Reproduce each line of the records below word for word, but omit the pictures.

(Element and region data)

***

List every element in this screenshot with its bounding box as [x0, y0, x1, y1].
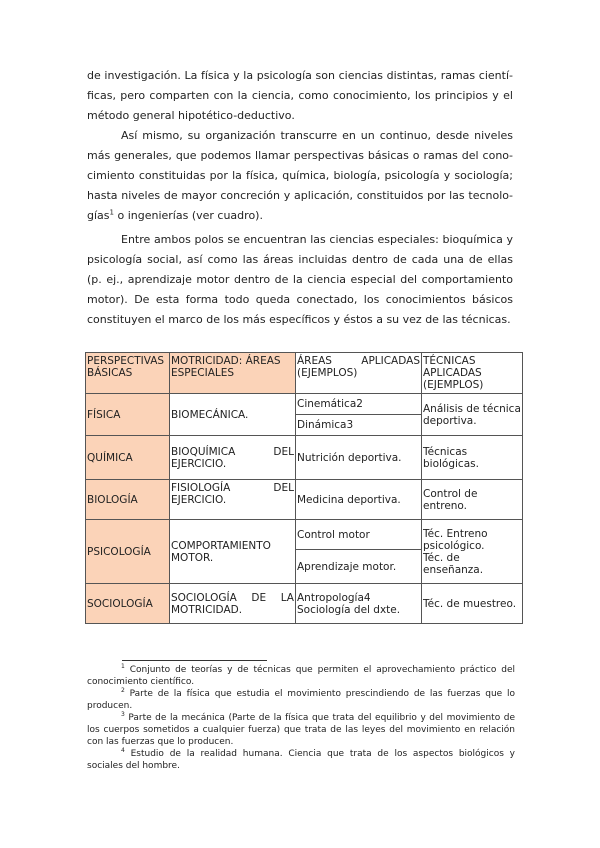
paragraph-organizacion: Así mismo, su organización transcurre en un continuo, desde niveles más generales, que podemos llamar perspectivas básicas o ramas del conocimiento constituidas por la física, química, biología, psicología y sociología; hasta niveles de mayor concreción y aplicación, constituidos por las tecnologías$^1$ o ingenierías (ver cuadro).: [87, 129, 513, 222]
cell-control-motor: Control motor: [296, 520, 422, 550]
footnote-2: $^2$ Parte de la física que estudia el movimiento prescindiendo de las fuerzas que lo producen.: [87, 687, 515, 711]
cell-fisiologia: FISIOLOGÍA DEL EJERCICIO.: [170, 480, 296, 520]
footnotes: [87, 664, 515, 772]
footnote-4: $^4$ Estudio de la realidad humana. Ciencia que trata de los aspectos biológicos y sociales del hombre.: [87, 747, 515, 771]
footnote-1: $^1$ Conjunto de teorías y de técnicas que permiten el aprovechamiento práctico del conocimiento científico.: [87, 663, 515, 687]
table-header-row: [86, 353, 523, 394]
cell-cinematica: Cinemática2: [296, 394, 422, 415]
cell-tecnicas-biologicas: Técnicas biológicas.: [422, 436, 523, 480]
table-row-fisica: [86, 394, 523, 415]
table-row-quimica: [86, 436, 523, 480]
perspectives-table: [85, 352, 523, 624]
cell-antropologia: Antropología4 Sociología del dxte.: [296, 584, 422, 624]
cell-dinamica: Dinámica3: [296, 415, 422, 436]
header-areas: ÁREAS APLICADAS (EJEMPLOS): [296, 353, 422, 394]
table-row-biologia: [86, 480, 523, 520]
header-motricidad: MOTRICIDAD: ÁREAS ESPECIALES: [170, 353, 296, 394]
footnote-ref-1: 1: [109, 208, 114, 217]
header-tecnicas: TÉCNICAS APLICADAS (EJEMPLOS): [422, 353, 523, 394]
cell-comportamiento-motor: COMPORTAMIENTO MOTOR.: [170, 520, 296, 584]
cell-psicologia: PSICOLOGÍA: [86, 520, 170, 584]
footnote-separator: [122, 660, 267, 661]
table-row-psicologia: [86, 520, 523, 550]
cell-tecnicas-psicologia: Téc. Entreno psicológico. Téc. de enseñanza.: [422, 520, 523, 584]
header-perspectivas: PERSPECTIVAS BÁSICAS: [86, 353, 170, 394]
cell-sociologia-motricidad: SOCIOLOGÍA DE LA MOTRICIDAD.: [170, 584, 296, 624]
footnote-3: $^3$ Parte de la mecánica (Parte de la física que trata del equilibrio y del movimiento de los cuerpos sometidos a cualquier fuerza) que trata de las leyes del movimiento en relación con las fuerzas que lo producen.: [87, 711, 515, 747]
paragraph-ciencias-especiales: Entre ambos polos se encuentran las ciencias especiales: bioquímica y psicología social, así como las áreas incluidas dentro de cada una de ellas (p. ej., aprendizaje motor dentro de la ciencia especial del comportamiento motor). De esta forma todo queda conectado, los conocimientos básicos constituyen el marco de los más específicos y éstos a su vez de las técnicas.: [87, 233, 513, 326]
cell-nutricion: Nutrición deportiva.: [296, 436, 422, 480]
cell-bioquimica: BIOQUÍMICA DEL EJERCICIO.: [170, 436, 296, 480]
cell-muestreo: Téc. de muestreo.: [422, 584, 523, 624]
cell-sociologia: SOCIOLOGÍA: [86, 584, 170, 624]
paragraph-investigacion: de investigación. La física y la psicología son ciencias distintas, ramas científicas, pero comparten con la ciencia, como conocimiento, los principios y el método general hipotético-deductivo.: [87, 69, 513, 122]
table-row-sociologia: [86, 584, 523, 624]
cell-quimica: QUÍMICA: [86, 436, 170, 480]
cell-fisica: FÍSICA: [86, 394, 170, 436]
cell-analisis-tecnica: Análisis de técnica deportiva.: [422, 394, 523, 436]
cell-biologia: BIOLOGÍA: [86, 480, 170, 520]
cell-aprendizaje-motor: Aprendizaje motor.: [296, 550, 422, 584]
cell-biomecanica: BIOMECÁNICA.: [170, 394, 296, 436]
cell-control-entreno: Control de entreno.: [422, 480, 523, 520]
cell-medicina: Medicina deportiva.: [296, 480, 422, 520]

***

_Exercise output_
List every element in this screenshot with its bounding box as [x0, y0, x1, y1].
paragraph-organizacion: Así mismo, su organización transcurre en un continuo, desde niveles más generales, que podemos llamar perspectivas básicas o ramas del conocimiento constituidas por la física, química, biología, psicología y sociología; hasta niveles de mayor concreción y aplicación, constituidos por las tecnologías$^1$ o ingenierías (ver cuadro).: [87, 129, 513, 222]
cell-control-motor: Control motor: [296, 520, 422, 550]
footnote-2: $^2$ Parte de la física que estudia el movimiento prescindiendo de las fuerzas que lo producen.: [87, 687, 515, 711]
cell-fisiologia: FISIOLOGÍA DEL EJERCICIO.: [170, 480, 296, 520]
footnotes: [87, 664, 515, 772]
footnote-4: $^4$ Estudio de la realidad humana. Ciencia que trata de los aspectos biológicos y sociales del hombre.: [87, 747, 515, 771]
footnote-1: $^1$ Conjunto de teorías y de técnicas que permiten el aprovechamiento práctico del conocimiento científico.: [87, 663, 515, 687]
table-header-row: [86, 353, 523, 394]
cell-cinematica: Cinemática2: [296, 394, 422, 415]
cell-tecnicas-biologicas: Técnicas biológicas.: [422, 436, 523, 480]
table-row-fisica: [86, 394, 523, 415]
table-row-quimica: [86, 436, 523, 480]
perspectives-table: [85, 352, 523, 624]
cell-antropologia: Antropología4 Sociología del dxte.: [296, 584, 422, 624]
cell-dinamica: Dinámica3: [296, 415, 422, 436]
header-areas: ÁREAS APLICADAS (EJEMPLOS): [296, 353, 422, 394]
table-row-biologia: [86, 480, 523, 520]
header-motricidad: MOTRICIDAD: ÁREAS ESPECIALES: [170, 353, 296, 394]
footnote-ref-1: 1: [109, 208, 114, 217]
header-tecnicas: TÉCNICAS APLICADAS (EJEMPLOS): [422, 353, 523, 394]
cell-comportamiento-motor: COMPORTAMIENTO MOTOR.: [170, 520, 296, 584]
cell-psicologia: PSICOLOGÍA: [86, 520, 170, 584]
footnote-separator: [122, 660, 267, 661]
table-row-psicologia: [86, 520, 523, 550]
cell-tecnicas-psicologia: Téc. Entreno psicológico. Téc. de enseñanza.: [422, 520, 523, 584]
header-perspectivas: PERSPECTIVAS BÁSICAS: [86, 353, 170, 394]
cell-sociologia-motricidad: SOCIOLOGÍA DE LA MOTRICIDAD.: [170, 584, 296, 624]
footnote-3: $^3$ Parte de la mecánica (Parte de la física que trata del equilibrio y del movimiento de los cuerpos sometidos a cualquier fuerza) que trata de las leyes del movimiento en relación con las fuerzas que lo producen.: [87, 711, 515, 747]
paragraph-ciencias-especiales: Entre ambos polos se encuentran las ciencias especiales: bioquímica y psicología social, así como las áreas incluidas dentro de cada una de ellas (p. ej., aprendizaje motor dentro de la ciencia especial del comportamiento motor). De esta forma todo queda conectado, los conocimientos básicos constituyen el marco de los más específicos y éstos a su vez de las técnicas.: [87, 233, 513, 326]
cell-nutricion: Nutrición deportiva.: [296, 436, 422, 480]
cell-bioquimica: BIOQUÍMICA DEL EJERCICIO.: [170, 436, 296, 480]
cell-muestreo: Téc. de muestreo.: [422, 584, 523, 624]
cell-sociologia: SOCIOLOGÍA: [86, 584, 170, 624]
paragraph-investigacion: de investigación. La física y la psicología son ciencias distintas, ramas científicas, pero comparten con la ciencia, como conocimiento, los principios y el método general hipotético-deductivo.: [87, 69, 513, 122]
table-row-sociologia: [86, 584, 523, 624]
cell-quimica: QUÍMICA: [86, 436, 170, 480]
cell-fisica: FÍSICA: [86, 394, 170, 436]
cell-analisis-tecnica: Análisis de técnica deportiva.: [422, 394, 523, 436]
cell-biologia: BIOLOGÍA: [86, 480, 170, 520]
cell-aprendizaje-motor: Aprendizaje motor.: [296, 550, 422, 584]
cell-biomecanica: BIOMECÁNICA.: [170, 394, 296, 436]
cell-control-entreno: Control de entreno.: [422, 480, 523, 520]
cell-medicina: Medicina deportiva.: [296, 480, 422, 520]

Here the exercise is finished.